** begin DATA TO PROCESS **

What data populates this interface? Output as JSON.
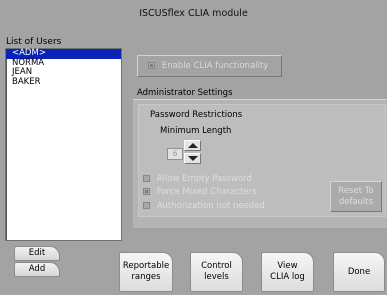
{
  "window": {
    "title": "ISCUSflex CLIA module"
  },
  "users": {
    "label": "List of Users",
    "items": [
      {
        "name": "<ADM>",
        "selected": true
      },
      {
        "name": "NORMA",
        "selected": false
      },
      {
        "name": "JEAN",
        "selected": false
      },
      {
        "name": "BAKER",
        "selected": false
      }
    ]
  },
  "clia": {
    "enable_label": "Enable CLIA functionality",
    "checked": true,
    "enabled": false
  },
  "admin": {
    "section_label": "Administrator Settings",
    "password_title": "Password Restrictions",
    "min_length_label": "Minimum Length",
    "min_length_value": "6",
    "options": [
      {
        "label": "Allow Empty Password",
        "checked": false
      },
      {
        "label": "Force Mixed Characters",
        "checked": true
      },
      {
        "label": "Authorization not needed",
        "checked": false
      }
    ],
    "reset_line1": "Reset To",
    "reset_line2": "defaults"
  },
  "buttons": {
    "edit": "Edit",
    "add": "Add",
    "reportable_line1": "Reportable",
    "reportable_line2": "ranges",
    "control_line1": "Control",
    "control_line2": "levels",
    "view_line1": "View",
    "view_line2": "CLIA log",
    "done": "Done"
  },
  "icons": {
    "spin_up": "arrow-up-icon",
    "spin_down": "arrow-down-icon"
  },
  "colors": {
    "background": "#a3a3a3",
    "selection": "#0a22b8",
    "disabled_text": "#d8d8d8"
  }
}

** end DATA TO PROCESS **

# AIM OF THE TASK:
Check each line of these records for the string "arrow" and state only how many lines have it.

# RESULT FOR THIS EXERCISE:
2